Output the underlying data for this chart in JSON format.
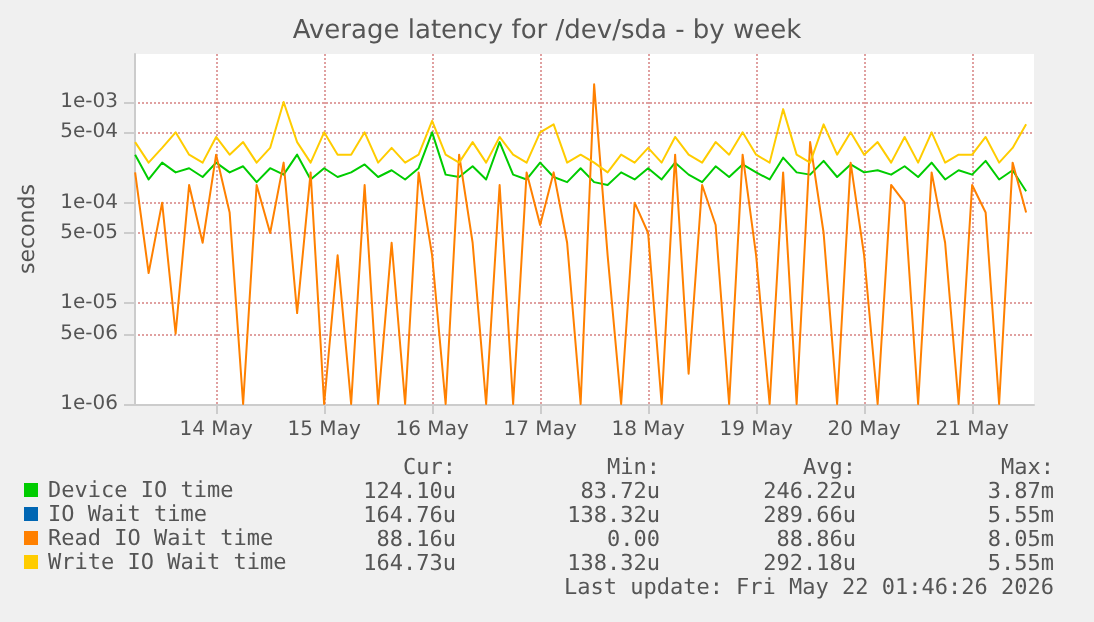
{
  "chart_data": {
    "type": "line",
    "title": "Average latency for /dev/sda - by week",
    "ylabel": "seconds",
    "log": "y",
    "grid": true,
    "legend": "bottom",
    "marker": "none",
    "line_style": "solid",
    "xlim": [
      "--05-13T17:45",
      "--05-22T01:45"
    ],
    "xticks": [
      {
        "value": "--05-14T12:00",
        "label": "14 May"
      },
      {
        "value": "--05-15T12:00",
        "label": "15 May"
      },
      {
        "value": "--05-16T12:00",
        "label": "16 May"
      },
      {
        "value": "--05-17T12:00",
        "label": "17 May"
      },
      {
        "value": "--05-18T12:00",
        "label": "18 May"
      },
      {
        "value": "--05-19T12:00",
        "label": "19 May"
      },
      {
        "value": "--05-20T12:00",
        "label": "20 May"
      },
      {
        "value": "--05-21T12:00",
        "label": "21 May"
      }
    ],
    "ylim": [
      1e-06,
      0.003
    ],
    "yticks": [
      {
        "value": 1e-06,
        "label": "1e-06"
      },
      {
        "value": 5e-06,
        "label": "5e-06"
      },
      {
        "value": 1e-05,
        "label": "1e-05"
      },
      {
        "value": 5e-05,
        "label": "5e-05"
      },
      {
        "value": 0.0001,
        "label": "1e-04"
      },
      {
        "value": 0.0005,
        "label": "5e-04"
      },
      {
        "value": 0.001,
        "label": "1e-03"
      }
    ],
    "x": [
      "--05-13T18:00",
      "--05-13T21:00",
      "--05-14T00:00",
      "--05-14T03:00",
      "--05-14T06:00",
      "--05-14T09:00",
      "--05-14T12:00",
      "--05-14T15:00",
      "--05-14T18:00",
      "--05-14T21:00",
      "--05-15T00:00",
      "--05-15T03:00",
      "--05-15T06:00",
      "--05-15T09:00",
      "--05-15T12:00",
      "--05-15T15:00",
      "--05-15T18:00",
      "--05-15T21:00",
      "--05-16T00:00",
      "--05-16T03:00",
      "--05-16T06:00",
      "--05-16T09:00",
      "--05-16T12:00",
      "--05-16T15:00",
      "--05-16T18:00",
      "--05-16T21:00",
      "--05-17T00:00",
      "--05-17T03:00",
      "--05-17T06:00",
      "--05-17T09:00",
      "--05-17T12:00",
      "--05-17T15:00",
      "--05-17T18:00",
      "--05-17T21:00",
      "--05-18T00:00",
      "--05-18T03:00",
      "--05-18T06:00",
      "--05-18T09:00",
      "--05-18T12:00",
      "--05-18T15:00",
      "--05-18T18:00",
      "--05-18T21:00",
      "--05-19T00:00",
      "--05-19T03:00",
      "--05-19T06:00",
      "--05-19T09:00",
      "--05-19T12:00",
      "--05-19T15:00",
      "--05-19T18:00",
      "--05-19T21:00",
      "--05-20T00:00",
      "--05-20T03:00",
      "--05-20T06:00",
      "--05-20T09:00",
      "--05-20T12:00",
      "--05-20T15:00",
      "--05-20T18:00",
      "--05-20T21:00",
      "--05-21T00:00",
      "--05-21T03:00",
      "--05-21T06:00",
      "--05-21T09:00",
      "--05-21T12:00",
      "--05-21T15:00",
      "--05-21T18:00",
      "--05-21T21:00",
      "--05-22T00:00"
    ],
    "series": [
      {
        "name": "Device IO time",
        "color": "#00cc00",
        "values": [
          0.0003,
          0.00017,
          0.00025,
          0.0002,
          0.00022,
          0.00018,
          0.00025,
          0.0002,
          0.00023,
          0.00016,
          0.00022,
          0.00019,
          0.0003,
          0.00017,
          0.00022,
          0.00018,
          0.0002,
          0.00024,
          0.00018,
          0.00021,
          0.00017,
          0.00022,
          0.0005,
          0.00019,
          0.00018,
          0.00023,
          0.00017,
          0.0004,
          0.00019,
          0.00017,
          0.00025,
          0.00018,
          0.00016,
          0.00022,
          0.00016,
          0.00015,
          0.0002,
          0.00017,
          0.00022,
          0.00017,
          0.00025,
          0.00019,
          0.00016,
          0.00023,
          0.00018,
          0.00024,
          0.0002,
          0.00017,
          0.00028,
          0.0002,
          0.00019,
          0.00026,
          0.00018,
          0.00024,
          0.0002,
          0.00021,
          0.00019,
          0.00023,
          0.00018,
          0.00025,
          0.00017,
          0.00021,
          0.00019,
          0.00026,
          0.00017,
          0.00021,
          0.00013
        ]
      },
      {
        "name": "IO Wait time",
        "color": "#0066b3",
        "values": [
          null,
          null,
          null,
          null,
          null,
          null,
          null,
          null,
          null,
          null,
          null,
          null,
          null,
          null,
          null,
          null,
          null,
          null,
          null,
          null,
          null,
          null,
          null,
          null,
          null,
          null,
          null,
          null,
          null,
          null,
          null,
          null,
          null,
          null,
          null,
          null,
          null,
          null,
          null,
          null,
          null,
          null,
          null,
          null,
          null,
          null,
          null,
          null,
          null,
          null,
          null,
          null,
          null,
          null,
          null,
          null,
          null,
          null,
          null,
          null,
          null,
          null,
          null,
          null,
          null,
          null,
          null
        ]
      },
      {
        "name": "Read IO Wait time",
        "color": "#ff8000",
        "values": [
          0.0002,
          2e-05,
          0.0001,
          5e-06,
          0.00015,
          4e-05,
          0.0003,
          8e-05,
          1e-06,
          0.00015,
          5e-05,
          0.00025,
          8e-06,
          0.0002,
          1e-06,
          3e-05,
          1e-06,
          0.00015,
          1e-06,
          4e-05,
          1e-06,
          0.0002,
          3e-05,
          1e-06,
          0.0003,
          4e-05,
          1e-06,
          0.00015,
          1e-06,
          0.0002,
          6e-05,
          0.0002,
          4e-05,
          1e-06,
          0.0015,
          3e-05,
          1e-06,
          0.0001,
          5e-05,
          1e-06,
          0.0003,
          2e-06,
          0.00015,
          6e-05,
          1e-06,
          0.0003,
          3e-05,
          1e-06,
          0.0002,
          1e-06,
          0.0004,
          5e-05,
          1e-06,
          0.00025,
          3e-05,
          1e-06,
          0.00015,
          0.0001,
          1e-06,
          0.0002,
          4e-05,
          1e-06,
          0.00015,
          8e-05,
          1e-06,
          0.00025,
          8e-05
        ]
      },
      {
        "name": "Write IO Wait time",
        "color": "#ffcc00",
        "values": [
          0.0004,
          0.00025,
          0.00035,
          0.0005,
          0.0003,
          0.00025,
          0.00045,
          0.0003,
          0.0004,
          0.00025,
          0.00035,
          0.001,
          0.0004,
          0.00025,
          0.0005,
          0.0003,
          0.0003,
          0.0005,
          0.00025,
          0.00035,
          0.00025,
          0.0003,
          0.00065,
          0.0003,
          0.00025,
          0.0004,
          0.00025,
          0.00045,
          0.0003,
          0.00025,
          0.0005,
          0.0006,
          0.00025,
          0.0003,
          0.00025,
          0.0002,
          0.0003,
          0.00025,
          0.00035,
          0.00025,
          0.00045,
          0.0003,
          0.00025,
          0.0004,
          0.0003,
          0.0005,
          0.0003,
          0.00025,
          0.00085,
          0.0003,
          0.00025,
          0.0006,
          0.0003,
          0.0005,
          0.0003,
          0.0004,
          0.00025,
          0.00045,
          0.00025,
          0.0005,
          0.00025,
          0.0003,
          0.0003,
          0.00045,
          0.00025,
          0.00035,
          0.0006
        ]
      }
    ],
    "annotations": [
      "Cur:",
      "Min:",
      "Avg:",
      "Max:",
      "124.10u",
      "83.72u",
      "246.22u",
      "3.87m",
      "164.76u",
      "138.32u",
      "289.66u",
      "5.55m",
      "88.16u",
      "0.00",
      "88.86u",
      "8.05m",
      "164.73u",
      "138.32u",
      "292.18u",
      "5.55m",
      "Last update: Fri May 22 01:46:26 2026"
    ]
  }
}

■ ■ ■ ■ ■

**Instructions to follow:**
Provide only the number of lines in the records containing the string "name".

**Exercise result:**
4